• _TO DO_: Check each line of the entries below for the string "España"; copy every line where it appears.

• _MATERIAL PROVIDED_:
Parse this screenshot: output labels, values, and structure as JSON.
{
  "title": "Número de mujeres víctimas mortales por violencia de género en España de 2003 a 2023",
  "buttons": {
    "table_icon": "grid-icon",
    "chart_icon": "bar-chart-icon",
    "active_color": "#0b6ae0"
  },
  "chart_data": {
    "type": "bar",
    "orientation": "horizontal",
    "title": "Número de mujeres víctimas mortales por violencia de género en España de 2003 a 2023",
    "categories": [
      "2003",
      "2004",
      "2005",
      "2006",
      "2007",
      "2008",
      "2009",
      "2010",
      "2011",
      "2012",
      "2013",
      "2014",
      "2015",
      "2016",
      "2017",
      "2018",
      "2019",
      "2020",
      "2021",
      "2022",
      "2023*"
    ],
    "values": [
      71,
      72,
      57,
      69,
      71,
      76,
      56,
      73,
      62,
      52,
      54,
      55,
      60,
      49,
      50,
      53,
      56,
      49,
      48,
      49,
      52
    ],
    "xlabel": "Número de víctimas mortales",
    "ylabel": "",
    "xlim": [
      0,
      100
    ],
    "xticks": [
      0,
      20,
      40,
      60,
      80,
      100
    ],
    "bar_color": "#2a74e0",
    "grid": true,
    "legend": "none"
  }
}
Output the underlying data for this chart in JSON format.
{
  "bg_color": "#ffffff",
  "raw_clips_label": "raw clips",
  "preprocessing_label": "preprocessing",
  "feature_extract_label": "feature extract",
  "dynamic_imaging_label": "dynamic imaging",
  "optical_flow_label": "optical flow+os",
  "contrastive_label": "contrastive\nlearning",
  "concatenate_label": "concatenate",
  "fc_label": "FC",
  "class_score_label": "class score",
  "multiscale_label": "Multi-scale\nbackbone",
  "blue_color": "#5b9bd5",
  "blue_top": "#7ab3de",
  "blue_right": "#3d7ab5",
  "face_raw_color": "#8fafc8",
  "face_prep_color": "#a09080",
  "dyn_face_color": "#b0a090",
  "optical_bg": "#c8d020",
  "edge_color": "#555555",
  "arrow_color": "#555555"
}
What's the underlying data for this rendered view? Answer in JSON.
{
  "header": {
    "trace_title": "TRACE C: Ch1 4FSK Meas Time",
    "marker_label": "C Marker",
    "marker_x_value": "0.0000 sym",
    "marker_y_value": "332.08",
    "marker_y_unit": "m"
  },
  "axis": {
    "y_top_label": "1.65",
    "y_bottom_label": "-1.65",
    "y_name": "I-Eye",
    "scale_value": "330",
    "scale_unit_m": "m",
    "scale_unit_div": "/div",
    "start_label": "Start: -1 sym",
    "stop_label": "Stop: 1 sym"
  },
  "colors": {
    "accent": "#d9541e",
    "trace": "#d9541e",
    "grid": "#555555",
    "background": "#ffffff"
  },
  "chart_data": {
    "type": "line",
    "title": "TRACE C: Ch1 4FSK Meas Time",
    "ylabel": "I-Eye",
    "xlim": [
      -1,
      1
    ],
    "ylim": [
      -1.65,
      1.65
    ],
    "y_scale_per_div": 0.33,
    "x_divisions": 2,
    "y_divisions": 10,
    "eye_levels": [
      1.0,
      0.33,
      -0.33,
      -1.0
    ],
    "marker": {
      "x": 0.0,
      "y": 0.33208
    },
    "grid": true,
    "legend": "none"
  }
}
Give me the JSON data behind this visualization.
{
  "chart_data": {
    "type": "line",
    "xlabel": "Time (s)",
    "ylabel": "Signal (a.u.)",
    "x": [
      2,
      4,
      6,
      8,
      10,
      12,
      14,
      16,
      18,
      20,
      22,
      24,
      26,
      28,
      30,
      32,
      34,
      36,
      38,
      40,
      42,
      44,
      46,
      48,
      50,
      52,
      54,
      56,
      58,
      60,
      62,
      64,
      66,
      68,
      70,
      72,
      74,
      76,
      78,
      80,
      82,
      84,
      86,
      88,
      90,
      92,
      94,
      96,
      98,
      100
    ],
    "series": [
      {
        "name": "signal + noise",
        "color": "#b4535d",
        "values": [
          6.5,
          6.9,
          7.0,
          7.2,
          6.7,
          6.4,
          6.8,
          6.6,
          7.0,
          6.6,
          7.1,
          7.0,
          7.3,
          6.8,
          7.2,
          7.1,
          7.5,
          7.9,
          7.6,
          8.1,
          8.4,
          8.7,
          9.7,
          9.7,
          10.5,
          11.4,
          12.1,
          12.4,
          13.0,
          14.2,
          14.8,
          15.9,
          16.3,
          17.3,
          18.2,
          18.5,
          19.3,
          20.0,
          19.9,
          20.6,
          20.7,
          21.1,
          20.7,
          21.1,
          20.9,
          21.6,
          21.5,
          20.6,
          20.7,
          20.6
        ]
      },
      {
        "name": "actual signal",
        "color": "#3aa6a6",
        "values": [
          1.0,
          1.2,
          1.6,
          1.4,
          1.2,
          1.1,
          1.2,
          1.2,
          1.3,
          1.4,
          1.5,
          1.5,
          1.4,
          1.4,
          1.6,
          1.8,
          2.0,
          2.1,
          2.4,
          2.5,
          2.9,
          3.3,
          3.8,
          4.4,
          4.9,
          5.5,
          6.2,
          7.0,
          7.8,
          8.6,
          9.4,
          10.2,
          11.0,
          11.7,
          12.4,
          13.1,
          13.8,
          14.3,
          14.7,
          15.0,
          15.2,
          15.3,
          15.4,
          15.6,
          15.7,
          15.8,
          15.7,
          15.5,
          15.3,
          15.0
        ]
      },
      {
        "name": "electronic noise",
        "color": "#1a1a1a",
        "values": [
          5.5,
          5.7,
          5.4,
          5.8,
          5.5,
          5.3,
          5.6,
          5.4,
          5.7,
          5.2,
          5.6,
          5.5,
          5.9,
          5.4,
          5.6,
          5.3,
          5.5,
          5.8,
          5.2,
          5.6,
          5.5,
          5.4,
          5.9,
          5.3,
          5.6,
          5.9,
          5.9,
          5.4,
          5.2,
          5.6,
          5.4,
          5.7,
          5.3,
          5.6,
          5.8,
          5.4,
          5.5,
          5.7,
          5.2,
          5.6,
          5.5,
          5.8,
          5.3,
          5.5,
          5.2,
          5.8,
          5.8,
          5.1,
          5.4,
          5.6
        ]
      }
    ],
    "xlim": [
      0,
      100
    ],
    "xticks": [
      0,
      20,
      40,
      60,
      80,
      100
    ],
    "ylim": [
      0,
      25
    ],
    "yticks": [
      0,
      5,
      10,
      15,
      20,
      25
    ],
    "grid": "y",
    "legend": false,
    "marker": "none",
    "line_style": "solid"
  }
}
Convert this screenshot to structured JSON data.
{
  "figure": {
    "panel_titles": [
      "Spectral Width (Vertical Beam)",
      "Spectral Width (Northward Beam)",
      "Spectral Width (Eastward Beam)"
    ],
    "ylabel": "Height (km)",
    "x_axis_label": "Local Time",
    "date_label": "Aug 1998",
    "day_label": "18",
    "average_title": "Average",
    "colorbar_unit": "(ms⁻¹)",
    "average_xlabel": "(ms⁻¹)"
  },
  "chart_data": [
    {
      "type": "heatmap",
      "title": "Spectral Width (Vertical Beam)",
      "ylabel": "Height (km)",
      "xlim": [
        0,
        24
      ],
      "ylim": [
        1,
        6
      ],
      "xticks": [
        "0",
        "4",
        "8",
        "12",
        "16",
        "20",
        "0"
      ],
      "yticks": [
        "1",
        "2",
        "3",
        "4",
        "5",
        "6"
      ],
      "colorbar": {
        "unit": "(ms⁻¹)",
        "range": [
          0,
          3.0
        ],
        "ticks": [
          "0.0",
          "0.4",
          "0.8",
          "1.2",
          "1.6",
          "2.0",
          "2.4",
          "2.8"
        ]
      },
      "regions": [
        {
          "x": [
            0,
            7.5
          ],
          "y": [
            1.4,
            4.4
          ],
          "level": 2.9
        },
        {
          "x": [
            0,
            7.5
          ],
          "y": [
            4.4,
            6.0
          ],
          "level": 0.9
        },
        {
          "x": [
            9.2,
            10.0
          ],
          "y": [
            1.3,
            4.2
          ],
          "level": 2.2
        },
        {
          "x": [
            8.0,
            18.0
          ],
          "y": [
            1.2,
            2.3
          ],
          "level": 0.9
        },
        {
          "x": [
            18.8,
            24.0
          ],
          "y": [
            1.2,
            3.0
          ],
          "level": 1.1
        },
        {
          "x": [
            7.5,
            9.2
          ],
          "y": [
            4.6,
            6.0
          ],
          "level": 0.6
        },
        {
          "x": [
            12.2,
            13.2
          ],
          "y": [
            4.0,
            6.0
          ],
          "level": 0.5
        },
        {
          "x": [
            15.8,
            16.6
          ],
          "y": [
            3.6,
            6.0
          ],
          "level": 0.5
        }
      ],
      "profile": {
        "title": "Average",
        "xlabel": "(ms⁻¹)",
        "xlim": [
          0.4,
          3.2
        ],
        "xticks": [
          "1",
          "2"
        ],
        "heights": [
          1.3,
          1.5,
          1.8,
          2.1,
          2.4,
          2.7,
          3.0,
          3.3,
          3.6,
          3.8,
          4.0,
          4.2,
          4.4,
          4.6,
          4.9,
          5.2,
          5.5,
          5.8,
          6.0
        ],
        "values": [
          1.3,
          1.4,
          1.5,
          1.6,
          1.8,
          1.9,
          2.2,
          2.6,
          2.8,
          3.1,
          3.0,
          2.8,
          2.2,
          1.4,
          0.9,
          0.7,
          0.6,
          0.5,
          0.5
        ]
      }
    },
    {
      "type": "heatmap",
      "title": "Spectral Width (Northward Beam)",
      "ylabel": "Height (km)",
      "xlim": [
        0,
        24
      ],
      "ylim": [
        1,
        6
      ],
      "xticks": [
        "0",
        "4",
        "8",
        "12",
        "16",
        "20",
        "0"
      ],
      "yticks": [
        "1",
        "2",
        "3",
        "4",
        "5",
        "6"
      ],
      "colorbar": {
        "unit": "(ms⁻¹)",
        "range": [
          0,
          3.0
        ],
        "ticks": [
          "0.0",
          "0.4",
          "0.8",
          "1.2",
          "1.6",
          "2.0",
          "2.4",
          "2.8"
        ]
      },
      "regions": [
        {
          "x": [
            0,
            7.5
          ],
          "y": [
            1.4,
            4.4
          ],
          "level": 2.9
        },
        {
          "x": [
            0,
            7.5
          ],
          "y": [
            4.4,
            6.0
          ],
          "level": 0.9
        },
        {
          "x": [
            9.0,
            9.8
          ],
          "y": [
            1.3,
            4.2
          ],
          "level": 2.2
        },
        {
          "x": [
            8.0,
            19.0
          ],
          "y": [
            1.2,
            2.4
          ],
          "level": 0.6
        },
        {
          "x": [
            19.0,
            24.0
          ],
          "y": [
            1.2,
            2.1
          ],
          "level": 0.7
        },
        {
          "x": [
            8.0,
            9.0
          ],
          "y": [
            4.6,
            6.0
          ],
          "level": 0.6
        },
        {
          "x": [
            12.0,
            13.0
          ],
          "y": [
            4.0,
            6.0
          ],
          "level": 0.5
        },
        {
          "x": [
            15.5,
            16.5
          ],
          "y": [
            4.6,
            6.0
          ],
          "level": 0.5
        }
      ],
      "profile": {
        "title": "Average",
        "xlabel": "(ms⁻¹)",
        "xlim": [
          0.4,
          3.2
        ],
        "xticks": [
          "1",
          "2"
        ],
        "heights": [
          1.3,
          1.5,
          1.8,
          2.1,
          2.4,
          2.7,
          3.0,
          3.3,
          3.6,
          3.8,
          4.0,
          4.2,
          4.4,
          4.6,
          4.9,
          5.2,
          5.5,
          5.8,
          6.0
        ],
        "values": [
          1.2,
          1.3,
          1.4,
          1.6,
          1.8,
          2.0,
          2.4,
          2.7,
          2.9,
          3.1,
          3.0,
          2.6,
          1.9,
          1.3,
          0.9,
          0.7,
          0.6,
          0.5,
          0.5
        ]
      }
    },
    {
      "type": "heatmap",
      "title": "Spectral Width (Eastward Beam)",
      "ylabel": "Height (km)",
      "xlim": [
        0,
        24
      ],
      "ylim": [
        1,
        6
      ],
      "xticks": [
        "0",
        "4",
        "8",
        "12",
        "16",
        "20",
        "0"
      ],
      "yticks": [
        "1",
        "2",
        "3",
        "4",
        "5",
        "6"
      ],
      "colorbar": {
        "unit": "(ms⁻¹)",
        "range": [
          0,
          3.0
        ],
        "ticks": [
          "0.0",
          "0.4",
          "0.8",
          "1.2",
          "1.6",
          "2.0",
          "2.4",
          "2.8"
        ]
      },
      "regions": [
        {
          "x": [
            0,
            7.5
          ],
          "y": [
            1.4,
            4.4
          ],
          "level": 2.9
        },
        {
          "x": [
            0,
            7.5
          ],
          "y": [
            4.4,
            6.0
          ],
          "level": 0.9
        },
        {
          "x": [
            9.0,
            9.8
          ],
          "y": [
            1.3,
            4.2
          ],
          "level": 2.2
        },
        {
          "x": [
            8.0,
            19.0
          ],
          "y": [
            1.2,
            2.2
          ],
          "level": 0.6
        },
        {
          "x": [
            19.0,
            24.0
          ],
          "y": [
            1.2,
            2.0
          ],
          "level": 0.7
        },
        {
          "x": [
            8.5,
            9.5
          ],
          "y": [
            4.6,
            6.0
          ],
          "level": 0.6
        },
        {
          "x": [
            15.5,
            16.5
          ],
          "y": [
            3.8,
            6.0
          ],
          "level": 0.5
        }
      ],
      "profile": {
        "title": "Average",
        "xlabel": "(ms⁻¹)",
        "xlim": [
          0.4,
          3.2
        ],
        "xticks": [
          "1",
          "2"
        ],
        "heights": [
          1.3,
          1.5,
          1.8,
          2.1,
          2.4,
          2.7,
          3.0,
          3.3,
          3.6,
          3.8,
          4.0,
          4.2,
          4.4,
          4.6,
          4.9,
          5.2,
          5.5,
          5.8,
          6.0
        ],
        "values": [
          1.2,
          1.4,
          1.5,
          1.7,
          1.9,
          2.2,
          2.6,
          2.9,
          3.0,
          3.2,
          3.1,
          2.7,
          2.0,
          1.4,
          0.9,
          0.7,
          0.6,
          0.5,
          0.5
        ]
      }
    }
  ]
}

• _ANSWER TO THE PROBLEM_:
  "title": "Número de mujeres víctimas mortales por violencia de género en España de 2003 a 2023",
    "title": "Número de mujeres víctimas mortales por violencia de género en España de 2003 a 2023",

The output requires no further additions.